» **Task objective**
According to the risk-factor excerpt below, for how long does Federal Law No 374-FZ require communication providers to store meta-data reflecting communications?

» **Excerpt to read**
New intellectual property laws or regulations may require us to invest substantial resources in compliance or may be unclear.
Current and new intellectual property laws may affect the ability of companies, including us, to protect their innovations and defend against claims of intellectual property rights infringement. The costs of compliance with these laws and regulations are high and are likely to increase in the future. Claims have been, or may be threatened and/or filed against us for intellectual property infringement based on the nature and content in our products and services, or content generated by our users.
Anti-terror legislation passed in Russia and other jurisdictions could result in additional operating costs and capital expenditures and may harm our business.
Federal Law No 374-FZ (commonly referred to as the Yarovaya laws) amended anti-terrorism legislation and imposed certain obligations on communication providers, including, among others, the obligation to store information confirming the fact of receipt, transmission, delivery and/or processing of voice data, text messages, pictures, sounds, video or other communications (i.e., meta-data reflecting these communications) for a period of three years, as well as to store the contents of communications, including voice data, text messages, pictures, sounds, video or other communications for a period of up to six months. This requirement came into force on July 1, 2018. In addition, in accordance with Federal Law No 374-FZ, communication providers are obliged to supply information to the investigation and prosecution authorities about users and any other information “which is necessary for these authorities to achieve their statutory goals,” and to provide to the investigation and prosecution authorities any information and codes necessary to decode the information. In addition, under local law, operators are required to block services for users whose personal data does not correspond to the data registered and stored by the operator. Failure to comply may lead to administrative fines and could impact the effectiveness of our licenses. Most of the provisions of Federal Law No 374-FZ entered into force on July 20, 2016. However, the practical effects of Federal Law No 374-FZ are still unclear, since the implementing legislation does not provide sufficient detail. The implementation and support of measures to comply with the legislation led to substantial investments for the design of our IT systems in Russia, and the purchase of specialized equipment and tools. The Russian authorities require, among other things, the use of specific storage equipment (such as data storage, interception devices, fiberoptic cables and technical platforms). Total expenses may be quantifiable after all technical and administrative measures are completed. Government Decree No 445, dated April 12, 2018, established the progressive order of installation of required storage capacity under the new law. Technical requirements for the data storage systems under the new law are not fully clear and often subject to agreement with the authorities, so in the near future these requirements could necessitate additional investments to be compliant.
Similar legislation has been implemented, or is being contemplated, in other markets in which we operate. Compliance with such measures may require substantial costs and management resources and conflict with our legal obligations in other countries. Failure to comply may lead to administrative fines, impair our ability to operate or cause reputational damage. In addition, compliance with any such obligations may prompt allegations related to data privacy or human rights concerns, which could in turn result in reputational harm or otherwise impact our ability to operate or our results of operations.
Laws restricting foreign investment could materially harm our business.
We could be materially harmed by existing laws restricting foreign investment or the adoption of new laws or regulations restricting foreign investment, including foreign investment in the telecommunications industry in Russia, Kazakhstan or other markets in which we operate.

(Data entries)
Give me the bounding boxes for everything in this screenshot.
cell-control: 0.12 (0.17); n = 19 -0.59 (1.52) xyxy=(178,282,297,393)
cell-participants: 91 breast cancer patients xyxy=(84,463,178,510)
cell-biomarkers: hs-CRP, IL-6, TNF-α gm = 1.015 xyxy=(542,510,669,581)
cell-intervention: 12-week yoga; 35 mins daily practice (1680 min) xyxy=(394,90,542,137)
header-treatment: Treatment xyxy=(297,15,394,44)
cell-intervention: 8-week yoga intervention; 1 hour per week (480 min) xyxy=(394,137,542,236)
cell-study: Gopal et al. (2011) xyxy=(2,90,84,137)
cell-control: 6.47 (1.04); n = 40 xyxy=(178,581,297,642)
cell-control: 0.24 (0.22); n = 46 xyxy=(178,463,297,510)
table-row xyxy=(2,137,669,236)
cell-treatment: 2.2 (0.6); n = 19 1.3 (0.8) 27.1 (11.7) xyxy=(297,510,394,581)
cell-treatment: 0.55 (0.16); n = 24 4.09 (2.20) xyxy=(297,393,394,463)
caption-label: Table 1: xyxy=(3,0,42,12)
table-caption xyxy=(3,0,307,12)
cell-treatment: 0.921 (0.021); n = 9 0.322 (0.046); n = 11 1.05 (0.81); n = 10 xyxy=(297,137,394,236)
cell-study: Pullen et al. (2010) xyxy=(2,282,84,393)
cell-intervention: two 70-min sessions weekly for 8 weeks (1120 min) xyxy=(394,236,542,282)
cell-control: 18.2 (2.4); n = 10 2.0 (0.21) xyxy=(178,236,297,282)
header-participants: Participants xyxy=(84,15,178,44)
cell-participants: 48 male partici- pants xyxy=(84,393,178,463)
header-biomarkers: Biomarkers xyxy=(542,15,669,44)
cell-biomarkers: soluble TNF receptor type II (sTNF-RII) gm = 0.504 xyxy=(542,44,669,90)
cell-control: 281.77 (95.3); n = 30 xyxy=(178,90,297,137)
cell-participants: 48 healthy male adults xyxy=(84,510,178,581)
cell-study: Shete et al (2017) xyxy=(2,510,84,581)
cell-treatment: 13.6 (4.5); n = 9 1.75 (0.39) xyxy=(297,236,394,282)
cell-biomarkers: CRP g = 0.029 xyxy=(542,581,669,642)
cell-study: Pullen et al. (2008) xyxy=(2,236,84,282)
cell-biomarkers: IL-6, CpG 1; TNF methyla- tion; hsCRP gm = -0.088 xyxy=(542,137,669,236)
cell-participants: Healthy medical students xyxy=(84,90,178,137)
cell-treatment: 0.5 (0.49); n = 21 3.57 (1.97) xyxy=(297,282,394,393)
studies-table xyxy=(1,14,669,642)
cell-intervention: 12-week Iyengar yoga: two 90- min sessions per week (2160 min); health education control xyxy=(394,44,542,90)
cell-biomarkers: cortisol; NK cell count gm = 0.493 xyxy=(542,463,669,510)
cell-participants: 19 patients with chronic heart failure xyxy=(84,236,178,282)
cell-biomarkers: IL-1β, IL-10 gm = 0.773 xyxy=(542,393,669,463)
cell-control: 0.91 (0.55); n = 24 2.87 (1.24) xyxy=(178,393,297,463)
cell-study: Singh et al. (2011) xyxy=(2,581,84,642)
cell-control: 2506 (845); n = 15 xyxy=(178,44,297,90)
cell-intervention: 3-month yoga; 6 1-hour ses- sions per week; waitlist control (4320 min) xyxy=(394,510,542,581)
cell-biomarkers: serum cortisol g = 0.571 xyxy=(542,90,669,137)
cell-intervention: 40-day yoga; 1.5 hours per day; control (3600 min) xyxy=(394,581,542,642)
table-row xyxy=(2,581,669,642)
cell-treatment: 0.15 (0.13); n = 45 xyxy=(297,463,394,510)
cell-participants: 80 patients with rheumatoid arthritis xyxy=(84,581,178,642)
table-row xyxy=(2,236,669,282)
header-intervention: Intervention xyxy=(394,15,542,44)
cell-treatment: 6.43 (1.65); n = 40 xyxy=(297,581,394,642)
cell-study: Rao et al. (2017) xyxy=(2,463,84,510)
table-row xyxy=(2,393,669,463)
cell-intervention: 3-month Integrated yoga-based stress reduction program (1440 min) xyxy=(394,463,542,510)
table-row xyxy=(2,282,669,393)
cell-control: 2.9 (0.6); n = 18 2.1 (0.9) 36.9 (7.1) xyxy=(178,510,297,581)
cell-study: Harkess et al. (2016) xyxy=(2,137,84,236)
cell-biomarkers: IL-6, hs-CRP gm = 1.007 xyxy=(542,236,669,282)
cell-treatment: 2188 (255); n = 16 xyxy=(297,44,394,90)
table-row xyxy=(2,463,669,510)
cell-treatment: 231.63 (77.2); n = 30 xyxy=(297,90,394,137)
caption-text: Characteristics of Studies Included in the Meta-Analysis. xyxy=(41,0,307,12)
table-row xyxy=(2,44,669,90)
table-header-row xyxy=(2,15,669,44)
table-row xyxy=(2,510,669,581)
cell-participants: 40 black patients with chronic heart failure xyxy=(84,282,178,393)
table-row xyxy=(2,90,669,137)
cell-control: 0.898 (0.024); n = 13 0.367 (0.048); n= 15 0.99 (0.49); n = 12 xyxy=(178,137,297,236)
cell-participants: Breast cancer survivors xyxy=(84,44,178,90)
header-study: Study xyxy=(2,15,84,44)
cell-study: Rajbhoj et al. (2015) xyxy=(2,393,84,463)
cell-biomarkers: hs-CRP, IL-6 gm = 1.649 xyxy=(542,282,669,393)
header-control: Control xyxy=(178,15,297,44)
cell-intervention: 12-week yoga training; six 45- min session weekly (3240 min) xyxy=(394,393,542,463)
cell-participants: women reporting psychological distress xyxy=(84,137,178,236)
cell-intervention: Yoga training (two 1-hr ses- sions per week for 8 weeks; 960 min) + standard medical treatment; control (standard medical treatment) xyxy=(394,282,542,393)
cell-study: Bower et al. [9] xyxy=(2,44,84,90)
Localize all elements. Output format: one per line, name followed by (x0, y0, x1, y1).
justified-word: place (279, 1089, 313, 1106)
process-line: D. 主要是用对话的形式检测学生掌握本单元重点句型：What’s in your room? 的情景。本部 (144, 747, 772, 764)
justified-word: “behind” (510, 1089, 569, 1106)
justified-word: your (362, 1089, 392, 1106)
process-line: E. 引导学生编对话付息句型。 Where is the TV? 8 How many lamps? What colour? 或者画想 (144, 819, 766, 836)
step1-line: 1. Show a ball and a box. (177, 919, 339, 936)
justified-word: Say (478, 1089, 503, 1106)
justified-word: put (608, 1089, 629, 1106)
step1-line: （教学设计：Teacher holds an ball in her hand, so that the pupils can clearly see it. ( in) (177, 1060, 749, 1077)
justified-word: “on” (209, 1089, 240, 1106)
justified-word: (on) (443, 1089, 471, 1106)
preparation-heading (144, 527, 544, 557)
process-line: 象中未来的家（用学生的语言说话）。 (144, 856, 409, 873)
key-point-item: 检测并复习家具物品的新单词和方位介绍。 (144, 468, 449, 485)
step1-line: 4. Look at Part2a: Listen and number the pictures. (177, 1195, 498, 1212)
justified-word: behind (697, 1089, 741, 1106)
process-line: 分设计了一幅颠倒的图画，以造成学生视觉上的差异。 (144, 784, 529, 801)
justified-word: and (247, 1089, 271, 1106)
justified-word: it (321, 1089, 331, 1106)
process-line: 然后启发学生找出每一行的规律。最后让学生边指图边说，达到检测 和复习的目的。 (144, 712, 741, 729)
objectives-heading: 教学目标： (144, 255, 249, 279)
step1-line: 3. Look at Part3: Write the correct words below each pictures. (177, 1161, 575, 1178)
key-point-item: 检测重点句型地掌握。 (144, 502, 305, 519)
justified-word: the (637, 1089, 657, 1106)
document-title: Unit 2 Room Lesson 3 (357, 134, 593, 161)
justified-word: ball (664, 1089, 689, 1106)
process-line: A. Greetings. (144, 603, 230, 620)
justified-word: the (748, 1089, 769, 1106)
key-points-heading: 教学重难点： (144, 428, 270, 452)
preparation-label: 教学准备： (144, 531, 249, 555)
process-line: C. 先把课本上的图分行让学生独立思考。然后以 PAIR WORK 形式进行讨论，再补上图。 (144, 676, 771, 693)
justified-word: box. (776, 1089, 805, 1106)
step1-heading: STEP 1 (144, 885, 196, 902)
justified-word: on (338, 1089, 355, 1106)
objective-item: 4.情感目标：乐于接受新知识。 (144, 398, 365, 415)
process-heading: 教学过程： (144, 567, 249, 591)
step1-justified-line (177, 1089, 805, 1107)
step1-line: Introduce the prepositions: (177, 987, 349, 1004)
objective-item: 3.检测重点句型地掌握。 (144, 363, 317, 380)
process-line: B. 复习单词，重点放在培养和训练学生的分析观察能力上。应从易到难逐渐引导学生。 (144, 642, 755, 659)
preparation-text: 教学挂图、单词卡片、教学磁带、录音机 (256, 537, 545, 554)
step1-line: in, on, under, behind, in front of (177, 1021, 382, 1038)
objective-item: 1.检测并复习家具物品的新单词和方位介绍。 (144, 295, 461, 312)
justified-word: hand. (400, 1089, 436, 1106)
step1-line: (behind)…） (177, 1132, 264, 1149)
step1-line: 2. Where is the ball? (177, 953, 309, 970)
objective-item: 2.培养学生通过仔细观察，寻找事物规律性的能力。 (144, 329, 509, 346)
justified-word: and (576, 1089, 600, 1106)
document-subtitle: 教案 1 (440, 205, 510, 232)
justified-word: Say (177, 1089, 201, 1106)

» **Exercise output**
Three years.